** begin **

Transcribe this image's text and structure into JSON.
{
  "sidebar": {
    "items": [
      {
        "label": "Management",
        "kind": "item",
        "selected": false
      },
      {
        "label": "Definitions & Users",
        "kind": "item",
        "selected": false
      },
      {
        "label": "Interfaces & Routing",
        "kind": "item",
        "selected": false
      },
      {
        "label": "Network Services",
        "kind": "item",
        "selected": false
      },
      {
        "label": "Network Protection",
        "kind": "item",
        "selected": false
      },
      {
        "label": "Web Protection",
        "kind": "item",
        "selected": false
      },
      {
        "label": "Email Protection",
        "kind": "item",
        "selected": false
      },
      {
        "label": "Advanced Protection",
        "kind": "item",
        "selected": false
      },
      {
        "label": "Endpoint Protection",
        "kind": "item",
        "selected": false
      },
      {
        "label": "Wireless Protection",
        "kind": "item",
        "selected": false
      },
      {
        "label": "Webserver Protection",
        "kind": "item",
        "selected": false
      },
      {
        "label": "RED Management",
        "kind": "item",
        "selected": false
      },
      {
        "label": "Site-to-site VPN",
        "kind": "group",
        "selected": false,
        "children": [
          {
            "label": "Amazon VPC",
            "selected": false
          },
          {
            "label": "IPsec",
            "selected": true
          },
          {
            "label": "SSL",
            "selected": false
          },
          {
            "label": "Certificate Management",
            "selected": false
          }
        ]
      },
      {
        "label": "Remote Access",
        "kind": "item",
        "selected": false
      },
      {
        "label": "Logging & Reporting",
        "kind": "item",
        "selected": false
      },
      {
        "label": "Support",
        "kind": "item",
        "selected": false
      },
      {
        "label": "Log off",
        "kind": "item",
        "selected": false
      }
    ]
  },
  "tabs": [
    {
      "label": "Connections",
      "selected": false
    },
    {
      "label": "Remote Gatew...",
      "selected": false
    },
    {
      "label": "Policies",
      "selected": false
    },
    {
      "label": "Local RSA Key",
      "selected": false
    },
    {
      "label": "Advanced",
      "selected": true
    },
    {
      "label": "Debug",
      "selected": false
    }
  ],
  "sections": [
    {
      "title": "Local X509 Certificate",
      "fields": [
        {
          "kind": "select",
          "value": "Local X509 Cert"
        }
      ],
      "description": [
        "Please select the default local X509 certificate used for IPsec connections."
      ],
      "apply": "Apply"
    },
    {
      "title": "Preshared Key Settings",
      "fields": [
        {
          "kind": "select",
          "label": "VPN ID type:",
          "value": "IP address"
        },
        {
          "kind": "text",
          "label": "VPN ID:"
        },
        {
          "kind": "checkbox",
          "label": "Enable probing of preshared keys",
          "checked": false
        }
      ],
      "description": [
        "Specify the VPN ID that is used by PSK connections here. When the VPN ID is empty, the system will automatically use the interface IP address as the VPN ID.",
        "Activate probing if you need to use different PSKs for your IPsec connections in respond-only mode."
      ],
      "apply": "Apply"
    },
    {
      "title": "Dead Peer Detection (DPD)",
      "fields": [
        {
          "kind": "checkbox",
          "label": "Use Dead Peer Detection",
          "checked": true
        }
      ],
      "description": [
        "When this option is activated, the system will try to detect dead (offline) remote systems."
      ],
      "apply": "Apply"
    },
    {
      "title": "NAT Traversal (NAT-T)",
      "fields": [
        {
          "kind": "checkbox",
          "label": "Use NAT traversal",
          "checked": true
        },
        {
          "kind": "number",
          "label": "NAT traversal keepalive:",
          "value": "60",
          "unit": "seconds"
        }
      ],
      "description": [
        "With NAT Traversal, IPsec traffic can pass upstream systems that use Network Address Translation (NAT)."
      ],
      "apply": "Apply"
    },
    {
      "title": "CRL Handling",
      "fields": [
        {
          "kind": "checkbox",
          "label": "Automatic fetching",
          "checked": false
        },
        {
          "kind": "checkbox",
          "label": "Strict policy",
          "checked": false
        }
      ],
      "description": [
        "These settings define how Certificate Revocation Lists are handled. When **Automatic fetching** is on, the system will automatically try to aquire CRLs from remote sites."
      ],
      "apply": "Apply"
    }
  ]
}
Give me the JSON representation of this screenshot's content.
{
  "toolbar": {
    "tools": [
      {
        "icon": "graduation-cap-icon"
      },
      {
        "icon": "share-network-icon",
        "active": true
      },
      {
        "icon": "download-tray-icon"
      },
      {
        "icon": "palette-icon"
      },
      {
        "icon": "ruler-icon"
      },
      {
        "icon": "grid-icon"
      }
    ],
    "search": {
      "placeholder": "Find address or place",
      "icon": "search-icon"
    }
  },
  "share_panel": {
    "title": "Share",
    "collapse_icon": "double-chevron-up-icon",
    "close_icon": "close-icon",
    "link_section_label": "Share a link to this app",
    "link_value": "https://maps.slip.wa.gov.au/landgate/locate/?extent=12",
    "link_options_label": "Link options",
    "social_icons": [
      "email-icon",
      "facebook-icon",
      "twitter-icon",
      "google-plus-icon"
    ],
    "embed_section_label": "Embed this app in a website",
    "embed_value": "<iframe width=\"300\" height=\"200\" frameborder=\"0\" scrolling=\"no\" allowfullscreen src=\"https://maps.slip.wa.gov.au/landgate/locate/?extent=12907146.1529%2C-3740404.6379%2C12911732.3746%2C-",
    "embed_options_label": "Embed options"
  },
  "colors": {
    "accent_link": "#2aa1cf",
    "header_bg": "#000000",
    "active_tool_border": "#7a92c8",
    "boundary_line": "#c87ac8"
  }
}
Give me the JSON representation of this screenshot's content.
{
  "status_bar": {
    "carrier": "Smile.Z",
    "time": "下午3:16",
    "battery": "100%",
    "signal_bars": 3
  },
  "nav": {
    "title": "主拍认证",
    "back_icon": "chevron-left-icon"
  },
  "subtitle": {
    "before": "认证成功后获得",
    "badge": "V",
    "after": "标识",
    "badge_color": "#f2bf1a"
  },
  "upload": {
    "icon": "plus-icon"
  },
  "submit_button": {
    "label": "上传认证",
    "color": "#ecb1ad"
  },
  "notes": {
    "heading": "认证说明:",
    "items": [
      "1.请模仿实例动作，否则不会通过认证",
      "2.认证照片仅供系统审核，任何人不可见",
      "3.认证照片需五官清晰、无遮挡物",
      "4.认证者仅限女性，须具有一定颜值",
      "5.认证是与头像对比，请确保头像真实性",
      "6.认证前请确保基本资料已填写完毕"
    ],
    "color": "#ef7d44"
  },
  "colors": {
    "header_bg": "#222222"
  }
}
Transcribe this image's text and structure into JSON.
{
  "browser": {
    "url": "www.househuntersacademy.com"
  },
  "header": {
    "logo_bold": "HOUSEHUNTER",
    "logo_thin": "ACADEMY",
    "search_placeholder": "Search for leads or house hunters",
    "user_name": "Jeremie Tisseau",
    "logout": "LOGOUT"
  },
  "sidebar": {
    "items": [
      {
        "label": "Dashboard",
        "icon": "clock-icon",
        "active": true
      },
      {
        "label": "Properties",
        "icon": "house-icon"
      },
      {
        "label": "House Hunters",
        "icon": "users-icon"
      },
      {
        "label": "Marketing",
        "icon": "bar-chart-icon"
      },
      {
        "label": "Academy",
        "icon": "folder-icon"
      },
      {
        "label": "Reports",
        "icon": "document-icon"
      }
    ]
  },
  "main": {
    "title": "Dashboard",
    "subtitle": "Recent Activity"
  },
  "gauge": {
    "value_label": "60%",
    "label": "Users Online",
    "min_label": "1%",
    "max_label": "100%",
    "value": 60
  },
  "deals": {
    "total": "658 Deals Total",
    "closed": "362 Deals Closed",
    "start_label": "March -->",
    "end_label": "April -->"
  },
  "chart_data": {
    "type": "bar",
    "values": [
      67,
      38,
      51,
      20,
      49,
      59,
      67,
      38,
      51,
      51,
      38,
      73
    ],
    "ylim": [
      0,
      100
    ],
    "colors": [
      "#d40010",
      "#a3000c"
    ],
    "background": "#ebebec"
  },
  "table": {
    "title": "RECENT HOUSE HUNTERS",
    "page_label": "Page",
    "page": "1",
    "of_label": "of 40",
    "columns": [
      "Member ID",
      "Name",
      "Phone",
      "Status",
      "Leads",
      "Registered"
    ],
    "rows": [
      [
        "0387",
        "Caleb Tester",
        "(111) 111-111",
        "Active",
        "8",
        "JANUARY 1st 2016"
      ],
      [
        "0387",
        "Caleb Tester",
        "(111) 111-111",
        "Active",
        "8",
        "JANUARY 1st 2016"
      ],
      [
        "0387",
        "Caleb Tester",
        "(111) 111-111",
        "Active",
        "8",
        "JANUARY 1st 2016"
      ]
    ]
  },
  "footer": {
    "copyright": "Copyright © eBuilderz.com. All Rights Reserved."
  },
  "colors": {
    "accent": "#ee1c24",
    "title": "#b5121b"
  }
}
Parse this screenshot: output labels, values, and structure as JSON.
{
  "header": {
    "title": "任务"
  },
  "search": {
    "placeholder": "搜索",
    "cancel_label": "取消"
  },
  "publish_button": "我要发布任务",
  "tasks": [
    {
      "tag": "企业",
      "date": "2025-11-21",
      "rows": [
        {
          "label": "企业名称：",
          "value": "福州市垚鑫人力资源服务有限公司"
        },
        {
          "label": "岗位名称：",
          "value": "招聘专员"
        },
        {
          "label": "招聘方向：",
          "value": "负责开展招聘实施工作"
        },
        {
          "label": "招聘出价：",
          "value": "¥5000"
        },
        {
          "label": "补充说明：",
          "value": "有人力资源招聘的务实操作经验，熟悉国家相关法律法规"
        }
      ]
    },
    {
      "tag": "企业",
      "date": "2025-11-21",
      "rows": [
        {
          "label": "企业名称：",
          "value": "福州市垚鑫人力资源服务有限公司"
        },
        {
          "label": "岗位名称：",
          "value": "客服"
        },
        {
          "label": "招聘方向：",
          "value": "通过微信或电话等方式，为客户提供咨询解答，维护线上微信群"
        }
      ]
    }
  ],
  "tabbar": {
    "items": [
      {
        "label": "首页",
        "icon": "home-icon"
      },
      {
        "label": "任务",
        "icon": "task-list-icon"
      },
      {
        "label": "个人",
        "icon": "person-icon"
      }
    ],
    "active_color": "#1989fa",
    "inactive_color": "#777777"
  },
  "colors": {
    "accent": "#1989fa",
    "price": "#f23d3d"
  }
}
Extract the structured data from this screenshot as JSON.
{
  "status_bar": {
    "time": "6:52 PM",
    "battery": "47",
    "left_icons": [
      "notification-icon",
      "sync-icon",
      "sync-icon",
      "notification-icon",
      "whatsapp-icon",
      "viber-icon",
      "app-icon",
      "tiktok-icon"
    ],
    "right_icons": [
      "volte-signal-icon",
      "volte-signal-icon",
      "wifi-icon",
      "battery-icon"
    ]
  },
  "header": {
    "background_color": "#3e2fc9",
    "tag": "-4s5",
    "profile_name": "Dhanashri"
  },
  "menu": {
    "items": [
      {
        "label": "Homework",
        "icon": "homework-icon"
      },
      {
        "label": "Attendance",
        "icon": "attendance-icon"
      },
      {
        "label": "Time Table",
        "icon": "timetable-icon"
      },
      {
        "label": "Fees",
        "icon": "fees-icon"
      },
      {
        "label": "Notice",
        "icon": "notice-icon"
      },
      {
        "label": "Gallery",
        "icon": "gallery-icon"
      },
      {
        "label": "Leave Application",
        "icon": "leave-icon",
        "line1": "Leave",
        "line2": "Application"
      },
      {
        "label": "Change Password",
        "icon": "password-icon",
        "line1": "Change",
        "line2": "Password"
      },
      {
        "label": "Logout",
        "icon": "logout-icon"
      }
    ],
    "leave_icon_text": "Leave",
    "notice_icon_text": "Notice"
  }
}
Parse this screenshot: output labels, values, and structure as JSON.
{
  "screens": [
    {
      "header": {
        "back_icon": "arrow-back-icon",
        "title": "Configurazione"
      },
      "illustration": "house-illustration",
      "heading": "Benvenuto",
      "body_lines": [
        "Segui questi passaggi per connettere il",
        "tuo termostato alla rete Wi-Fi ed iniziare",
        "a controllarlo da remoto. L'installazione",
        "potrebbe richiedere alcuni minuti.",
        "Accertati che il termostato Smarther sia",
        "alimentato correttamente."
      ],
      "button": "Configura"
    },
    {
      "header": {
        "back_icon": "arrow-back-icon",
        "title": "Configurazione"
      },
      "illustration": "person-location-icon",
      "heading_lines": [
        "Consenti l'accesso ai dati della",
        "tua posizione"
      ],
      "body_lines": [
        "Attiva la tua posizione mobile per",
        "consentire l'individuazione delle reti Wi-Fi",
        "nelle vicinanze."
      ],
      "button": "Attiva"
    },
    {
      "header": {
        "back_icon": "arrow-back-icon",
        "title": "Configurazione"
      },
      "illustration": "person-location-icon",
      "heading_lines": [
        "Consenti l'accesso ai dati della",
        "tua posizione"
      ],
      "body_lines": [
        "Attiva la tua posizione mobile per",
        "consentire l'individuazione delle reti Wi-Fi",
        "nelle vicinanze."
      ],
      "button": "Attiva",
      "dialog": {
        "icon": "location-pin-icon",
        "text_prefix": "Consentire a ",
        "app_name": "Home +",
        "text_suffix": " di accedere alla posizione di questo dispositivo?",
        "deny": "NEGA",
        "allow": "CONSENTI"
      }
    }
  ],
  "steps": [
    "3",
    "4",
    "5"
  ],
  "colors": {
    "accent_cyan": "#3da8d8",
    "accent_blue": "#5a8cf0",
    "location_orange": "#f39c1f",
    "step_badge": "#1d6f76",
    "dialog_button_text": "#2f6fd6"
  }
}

** end **

■ **Goal**: Gather and return every line that holds the string "landgate".

■ **Task solution**:
    "link_value": "https://maps.slip.wa.gov.au/landgate/locate/?extent=12",
    "embed_value": "<iframe width=\"300\" height=\"200\" frameborder=\"0\" scrolling=\"no\" allowfullscreen src=\"https://maps.slip.wa.gov.au/landgate/locate/?extent=12907146.1529%2C-3740404.6379%2C12911732.3746%2C-",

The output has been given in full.